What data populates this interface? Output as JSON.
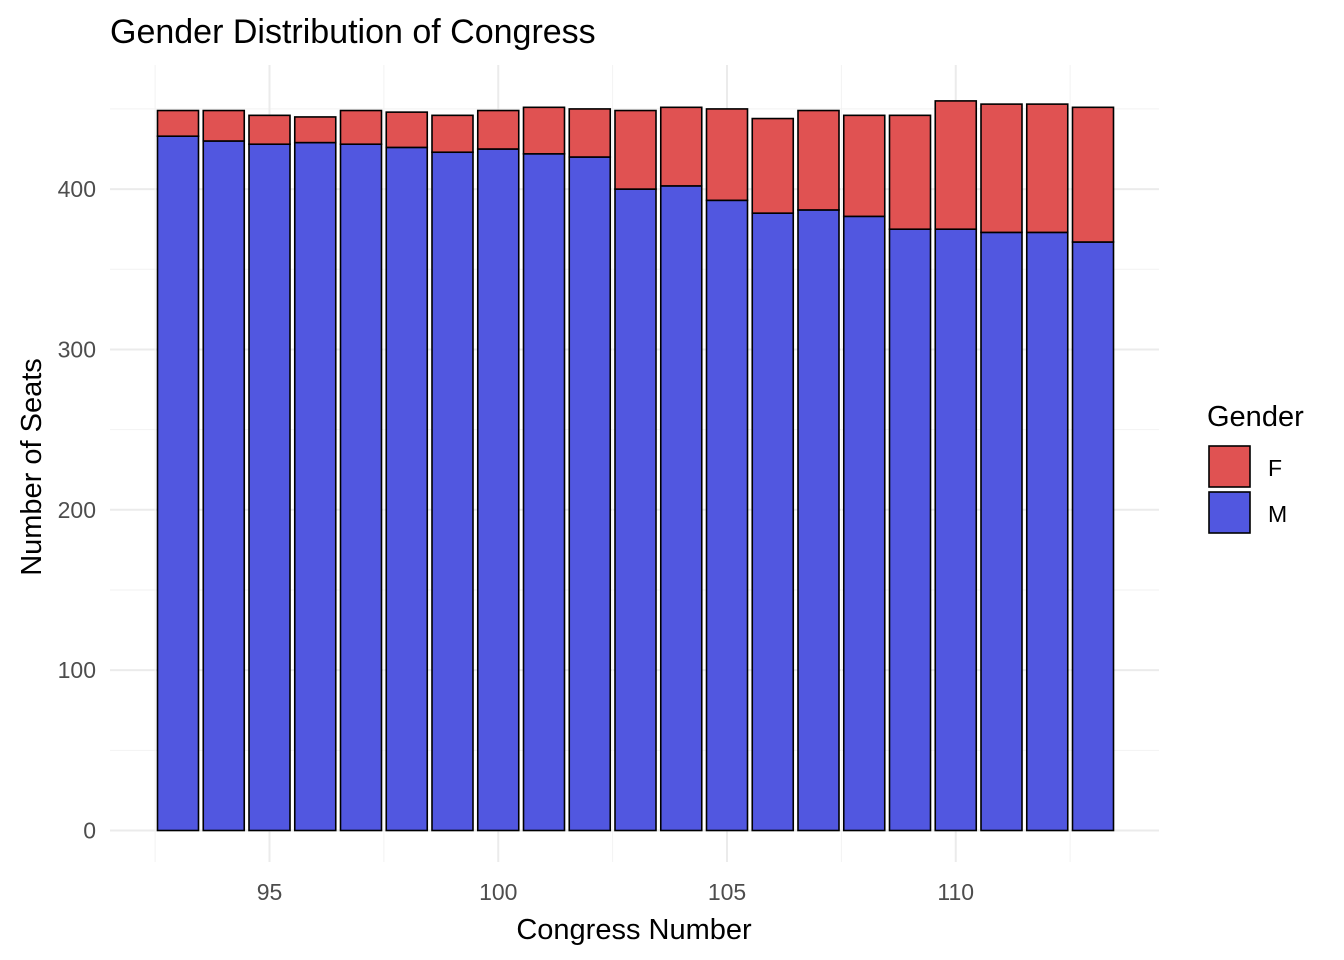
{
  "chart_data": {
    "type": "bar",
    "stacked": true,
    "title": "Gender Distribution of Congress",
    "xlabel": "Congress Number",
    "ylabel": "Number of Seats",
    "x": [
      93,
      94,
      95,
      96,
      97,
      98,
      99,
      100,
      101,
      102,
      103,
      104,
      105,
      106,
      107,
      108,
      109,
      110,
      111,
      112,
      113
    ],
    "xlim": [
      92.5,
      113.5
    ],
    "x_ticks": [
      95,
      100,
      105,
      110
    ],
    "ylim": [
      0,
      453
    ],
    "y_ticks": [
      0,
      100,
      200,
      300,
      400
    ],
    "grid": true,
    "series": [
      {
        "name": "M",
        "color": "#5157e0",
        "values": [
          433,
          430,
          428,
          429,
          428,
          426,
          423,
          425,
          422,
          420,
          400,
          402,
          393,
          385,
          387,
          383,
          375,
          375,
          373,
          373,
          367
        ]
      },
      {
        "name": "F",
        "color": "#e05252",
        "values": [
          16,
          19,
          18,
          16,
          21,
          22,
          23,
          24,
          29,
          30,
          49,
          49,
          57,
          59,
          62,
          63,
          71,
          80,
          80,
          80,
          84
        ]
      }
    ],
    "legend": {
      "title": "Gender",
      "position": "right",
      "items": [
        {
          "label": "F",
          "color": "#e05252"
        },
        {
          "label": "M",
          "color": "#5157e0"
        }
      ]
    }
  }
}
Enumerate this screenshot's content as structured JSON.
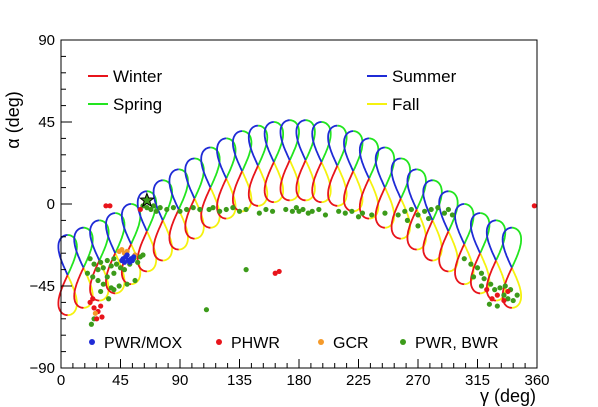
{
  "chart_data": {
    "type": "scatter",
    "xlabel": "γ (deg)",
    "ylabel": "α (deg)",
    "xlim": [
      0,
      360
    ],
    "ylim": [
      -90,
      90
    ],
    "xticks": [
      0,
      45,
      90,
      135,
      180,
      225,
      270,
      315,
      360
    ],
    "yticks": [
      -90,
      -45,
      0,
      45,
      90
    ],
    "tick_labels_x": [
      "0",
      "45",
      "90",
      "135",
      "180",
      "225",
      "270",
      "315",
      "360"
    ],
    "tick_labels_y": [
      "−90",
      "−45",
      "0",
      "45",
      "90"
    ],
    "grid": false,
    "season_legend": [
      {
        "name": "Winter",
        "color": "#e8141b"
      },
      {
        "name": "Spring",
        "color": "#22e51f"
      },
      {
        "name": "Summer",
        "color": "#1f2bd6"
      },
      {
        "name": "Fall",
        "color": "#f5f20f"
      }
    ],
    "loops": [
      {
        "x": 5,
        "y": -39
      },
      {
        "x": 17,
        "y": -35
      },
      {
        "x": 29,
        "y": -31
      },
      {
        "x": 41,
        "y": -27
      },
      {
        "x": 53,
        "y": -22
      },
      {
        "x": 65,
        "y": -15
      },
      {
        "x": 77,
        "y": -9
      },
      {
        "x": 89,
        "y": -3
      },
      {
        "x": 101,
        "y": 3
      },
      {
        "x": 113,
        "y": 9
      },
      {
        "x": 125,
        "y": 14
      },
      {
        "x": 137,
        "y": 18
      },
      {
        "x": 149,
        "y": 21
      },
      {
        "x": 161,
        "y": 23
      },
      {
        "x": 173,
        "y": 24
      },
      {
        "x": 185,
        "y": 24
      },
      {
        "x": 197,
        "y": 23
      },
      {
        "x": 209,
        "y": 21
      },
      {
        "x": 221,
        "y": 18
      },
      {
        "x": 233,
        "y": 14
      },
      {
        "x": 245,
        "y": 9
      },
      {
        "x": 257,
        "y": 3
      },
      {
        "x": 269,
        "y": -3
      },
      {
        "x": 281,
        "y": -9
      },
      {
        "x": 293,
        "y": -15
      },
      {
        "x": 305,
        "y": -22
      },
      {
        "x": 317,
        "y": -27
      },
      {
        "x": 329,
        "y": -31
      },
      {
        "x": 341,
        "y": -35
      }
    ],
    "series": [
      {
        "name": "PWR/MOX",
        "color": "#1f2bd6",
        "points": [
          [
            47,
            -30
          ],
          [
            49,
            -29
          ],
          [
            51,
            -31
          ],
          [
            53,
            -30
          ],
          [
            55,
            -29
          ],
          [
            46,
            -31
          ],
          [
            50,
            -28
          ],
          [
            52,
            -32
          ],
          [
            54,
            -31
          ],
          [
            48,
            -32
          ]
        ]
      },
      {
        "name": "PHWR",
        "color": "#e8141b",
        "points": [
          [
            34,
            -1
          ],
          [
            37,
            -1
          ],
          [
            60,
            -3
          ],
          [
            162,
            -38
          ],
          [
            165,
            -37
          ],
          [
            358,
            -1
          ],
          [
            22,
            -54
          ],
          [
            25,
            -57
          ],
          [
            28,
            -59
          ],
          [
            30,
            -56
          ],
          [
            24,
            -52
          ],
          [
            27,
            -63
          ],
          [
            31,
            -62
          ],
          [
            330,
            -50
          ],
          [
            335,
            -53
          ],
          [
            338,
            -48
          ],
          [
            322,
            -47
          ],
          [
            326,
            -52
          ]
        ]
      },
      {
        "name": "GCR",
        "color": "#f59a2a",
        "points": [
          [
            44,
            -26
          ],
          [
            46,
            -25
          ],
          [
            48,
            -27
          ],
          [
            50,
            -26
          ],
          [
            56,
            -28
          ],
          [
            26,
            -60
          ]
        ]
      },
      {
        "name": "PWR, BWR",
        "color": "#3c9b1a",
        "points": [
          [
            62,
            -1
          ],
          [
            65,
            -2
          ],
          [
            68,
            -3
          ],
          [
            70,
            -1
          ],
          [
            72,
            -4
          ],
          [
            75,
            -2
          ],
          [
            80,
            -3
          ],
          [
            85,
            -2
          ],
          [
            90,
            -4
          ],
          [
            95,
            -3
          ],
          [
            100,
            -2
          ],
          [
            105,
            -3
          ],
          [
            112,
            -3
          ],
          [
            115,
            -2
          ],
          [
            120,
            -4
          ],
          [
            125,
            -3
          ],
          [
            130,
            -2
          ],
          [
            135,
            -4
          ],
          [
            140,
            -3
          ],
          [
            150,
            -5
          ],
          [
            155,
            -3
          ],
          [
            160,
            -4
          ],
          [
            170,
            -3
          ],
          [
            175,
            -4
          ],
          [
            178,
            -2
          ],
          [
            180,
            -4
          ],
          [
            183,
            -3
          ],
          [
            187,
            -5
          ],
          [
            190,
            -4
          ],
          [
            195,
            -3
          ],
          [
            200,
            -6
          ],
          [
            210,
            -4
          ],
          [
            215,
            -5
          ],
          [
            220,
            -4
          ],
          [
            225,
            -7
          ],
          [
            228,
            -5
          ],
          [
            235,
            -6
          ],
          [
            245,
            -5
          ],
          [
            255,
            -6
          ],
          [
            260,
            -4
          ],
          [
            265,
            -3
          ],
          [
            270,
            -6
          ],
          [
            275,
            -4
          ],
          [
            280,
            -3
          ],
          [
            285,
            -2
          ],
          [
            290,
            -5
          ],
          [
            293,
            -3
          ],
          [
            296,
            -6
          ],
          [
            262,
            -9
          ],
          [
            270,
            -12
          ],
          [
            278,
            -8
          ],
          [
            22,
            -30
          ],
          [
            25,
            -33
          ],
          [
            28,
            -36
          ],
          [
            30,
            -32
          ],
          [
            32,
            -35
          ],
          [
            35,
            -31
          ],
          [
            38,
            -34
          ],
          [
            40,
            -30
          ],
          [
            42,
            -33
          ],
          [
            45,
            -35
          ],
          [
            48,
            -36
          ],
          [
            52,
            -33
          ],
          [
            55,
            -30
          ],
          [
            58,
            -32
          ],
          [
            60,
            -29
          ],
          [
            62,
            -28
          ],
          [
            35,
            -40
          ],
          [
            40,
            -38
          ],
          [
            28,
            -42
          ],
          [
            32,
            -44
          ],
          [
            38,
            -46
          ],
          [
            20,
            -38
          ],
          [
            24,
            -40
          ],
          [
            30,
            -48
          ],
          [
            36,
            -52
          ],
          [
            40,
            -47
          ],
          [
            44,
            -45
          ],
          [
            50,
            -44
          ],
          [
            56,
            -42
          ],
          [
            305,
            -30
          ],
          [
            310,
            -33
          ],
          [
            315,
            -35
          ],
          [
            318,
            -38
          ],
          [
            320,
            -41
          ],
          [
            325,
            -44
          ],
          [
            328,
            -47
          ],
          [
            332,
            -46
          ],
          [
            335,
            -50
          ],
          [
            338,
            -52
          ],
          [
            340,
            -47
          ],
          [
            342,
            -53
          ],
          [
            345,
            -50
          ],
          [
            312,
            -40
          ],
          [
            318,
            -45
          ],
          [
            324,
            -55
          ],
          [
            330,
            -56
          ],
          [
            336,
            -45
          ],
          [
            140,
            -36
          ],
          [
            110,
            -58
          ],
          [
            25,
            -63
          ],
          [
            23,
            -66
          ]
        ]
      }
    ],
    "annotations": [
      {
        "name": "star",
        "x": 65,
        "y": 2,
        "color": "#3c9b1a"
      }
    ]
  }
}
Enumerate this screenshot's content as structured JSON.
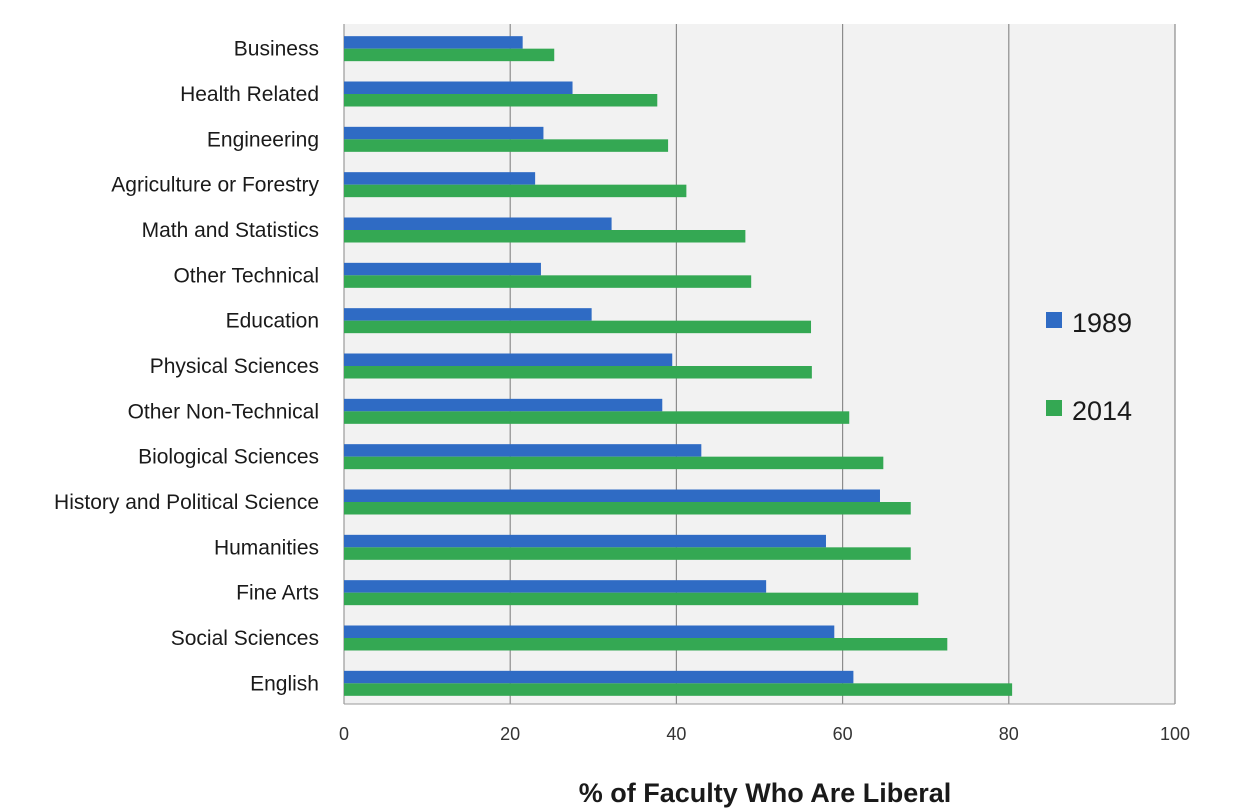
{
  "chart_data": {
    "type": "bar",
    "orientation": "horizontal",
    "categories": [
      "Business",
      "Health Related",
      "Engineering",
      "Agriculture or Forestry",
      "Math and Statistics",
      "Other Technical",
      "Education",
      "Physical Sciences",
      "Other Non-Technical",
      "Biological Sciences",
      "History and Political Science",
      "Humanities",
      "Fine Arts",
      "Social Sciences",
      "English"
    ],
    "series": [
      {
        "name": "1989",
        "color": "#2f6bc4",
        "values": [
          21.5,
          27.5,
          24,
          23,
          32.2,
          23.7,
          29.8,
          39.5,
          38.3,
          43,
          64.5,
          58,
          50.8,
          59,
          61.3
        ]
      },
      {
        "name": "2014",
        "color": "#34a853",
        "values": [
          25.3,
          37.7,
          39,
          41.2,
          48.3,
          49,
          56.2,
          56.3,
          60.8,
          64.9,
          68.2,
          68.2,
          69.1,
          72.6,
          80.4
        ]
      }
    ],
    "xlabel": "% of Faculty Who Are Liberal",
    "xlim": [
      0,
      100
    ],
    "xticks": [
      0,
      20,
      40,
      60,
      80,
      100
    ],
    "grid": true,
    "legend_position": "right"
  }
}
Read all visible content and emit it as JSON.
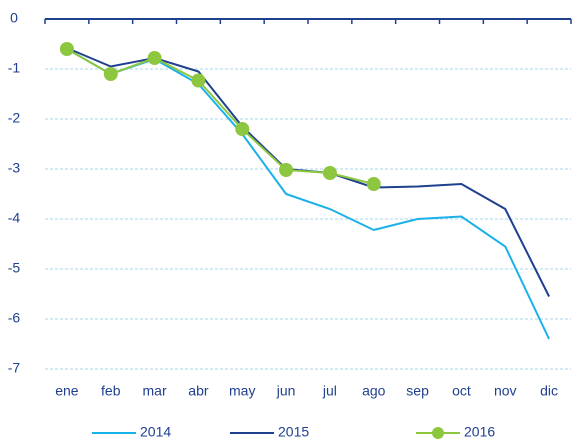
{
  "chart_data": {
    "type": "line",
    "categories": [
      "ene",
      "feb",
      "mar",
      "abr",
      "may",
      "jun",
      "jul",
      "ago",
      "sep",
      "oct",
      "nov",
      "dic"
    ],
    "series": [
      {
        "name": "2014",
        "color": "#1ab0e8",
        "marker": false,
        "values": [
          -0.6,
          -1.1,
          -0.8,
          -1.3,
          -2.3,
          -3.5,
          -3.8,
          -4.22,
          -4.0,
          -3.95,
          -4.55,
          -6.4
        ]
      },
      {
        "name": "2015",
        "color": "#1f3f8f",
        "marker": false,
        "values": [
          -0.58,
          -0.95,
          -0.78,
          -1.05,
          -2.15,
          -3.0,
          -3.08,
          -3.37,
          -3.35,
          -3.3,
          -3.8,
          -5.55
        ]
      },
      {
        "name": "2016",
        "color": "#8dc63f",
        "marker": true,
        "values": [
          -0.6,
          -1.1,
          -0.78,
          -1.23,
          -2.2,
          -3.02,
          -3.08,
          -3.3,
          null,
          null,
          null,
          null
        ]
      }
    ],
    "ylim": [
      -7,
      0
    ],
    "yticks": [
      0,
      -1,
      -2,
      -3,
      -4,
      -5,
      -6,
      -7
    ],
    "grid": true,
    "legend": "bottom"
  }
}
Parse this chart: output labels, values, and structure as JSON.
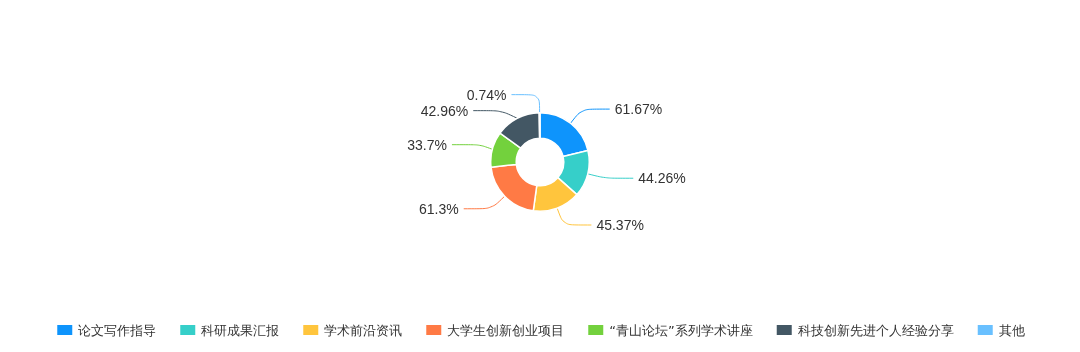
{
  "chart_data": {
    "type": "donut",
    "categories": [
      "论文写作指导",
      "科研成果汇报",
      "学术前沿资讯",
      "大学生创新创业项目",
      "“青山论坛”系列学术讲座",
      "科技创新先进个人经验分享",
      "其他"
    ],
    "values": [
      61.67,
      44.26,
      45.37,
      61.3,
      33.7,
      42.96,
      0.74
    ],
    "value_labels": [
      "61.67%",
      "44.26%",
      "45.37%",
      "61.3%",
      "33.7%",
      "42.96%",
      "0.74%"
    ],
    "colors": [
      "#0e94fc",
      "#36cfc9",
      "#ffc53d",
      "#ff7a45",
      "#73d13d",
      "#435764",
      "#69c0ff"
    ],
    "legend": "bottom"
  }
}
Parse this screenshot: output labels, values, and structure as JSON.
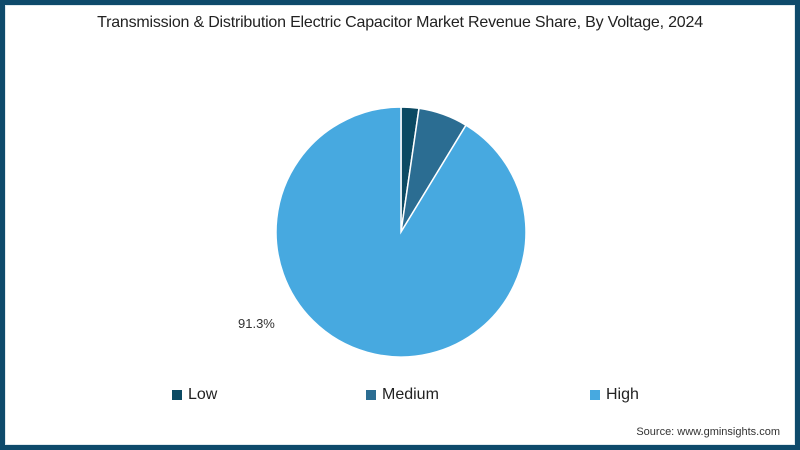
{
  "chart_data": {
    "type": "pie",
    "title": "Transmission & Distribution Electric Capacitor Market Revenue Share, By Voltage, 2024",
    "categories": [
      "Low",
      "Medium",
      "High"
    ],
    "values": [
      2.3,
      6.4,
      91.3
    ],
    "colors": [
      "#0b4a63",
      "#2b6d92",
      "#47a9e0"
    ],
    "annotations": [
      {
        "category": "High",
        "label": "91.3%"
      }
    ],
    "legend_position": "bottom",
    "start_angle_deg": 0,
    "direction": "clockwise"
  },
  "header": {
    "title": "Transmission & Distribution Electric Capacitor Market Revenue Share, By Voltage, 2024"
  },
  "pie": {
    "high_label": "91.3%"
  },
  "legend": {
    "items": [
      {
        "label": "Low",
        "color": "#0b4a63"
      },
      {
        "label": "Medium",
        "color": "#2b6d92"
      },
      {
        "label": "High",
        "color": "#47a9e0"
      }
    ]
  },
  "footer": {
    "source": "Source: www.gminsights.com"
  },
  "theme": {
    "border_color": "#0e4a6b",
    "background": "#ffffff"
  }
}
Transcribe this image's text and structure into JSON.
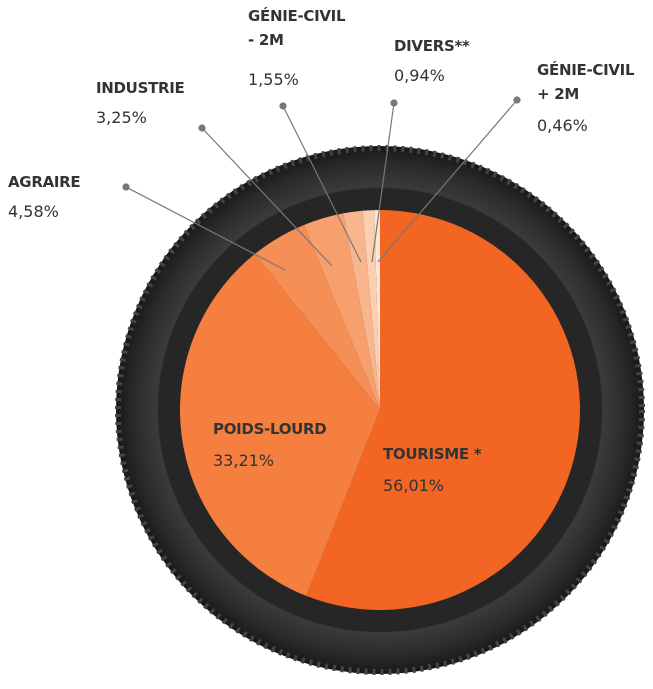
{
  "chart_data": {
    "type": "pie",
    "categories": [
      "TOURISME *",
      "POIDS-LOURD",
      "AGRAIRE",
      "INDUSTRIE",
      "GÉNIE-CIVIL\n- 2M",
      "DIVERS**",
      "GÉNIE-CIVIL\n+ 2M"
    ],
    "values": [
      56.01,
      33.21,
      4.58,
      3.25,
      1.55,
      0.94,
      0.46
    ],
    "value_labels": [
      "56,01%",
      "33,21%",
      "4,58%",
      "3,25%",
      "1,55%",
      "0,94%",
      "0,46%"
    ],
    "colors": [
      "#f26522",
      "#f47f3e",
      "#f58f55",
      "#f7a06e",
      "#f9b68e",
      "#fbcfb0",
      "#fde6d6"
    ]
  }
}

● Written instruction
List all lines holding the string "Technical".

● Result of the exercise
      "Other Technical",
      "Other Non-Technical",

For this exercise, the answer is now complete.